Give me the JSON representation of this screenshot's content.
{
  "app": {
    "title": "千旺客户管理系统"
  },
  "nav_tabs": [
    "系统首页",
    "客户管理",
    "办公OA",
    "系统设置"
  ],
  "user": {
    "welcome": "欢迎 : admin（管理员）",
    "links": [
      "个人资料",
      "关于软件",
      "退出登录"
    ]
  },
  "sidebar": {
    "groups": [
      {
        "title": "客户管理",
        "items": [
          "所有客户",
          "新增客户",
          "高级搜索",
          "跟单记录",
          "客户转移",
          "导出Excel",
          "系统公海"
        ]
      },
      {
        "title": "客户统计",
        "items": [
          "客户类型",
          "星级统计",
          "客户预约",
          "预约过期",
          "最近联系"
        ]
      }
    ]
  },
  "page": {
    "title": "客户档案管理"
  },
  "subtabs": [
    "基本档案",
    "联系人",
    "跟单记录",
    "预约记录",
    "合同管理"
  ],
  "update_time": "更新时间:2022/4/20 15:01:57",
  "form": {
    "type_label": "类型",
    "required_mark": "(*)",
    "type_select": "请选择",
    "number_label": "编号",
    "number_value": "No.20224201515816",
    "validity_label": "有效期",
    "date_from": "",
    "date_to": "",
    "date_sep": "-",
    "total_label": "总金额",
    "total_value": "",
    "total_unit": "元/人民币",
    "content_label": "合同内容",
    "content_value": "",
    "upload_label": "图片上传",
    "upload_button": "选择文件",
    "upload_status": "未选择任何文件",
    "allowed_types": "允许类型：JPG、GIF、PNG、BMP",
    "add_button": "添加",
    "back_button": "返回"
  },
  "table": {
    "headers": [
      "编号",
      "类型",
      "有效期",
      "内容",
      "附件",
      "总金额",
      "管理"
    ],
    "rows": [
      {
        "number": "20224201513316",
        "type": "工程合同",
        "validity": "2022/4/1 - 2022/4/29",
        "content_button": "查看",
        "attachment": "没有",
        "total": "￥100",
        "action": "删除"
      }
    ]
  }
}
· · ·
**Instruction:** Could you quote the material above in full, exactly as it stands?

**Worked answer:**
Give me the JSON representation of this screenshot's content.
{
  "app": {
    "title": "千旺客户管理系统"
  },
  "nav_tabs": [
    "系统首页",
    "客户管理",
    "办公OA",
    "系统设置"
  ],
  "user": {
    "welcome": "欢迎 : admin（管理员）",
    "links": [
      "个人资料",
      "关于软件",
      "退出登录"
    ]
  },
  "sidebar": {
    "groups": [
      {
        "title": "客户管理",
        "items": [
          "所有客户",
          "新增客户",
          "高级搜索",
          "跟单记录",
          "客户转移",
          "导出Excel",
          "系统公海"
        ]
      },
      {
        "title": "客户统计",
        "items": [
          "客户类型",
          "星级统计",
          "客户预约",
          "预约过期",
          "最近联系"
        ]
      }
    ]
  },
  "page": {
    "title": "客户档案管理"
  },
  "subtabs": [
    "基本档案",
    "联系人",
    "跟单记录",
    "预约记录",
    "合同管理"
  ],
  "update_time": "更新时间:2022/4/20 15:01:57",
  "form": {
    "type_label": "类型",
    "required_mark": "(*)",
    "type_select": "请选择",
    "number_label": "编号",
    "number_value": "No.20224201515816",
    "validity_label": "有效期",
    "date_from": "",
    "date_to": "",
    "date_sep": "-",
    "total_label": "总金额",
    "total_value": "",
    "total_unit": "元/人民币",
    "content_label": "合同内容",
    "content_value": "",
    "upload_label": "图片上传",
    "upload_button": "选择文件",
    "upload_status": "未选择任何文件",
    "allowed_types": "允许类型：JPG、GIF、PNG、BMP",
    "add_button": "添加",
    "back_button": "返回"
  },
  "table": {
    "headers": [
      "编号",
      "类型",
      "有效期",
      "内容",
      "附件",
      "总金额",
      "管理"
    ],
    "rows": [
      {
        "number": "20224201513316",
        "type": "工程合同",
        "validity": "2022/4/1 - 2022/4/29",
        "content_button": "查看",
        "attachment": "没有",
        "total": "￥100",
        "action": "删除"
      }
    ]
  }
}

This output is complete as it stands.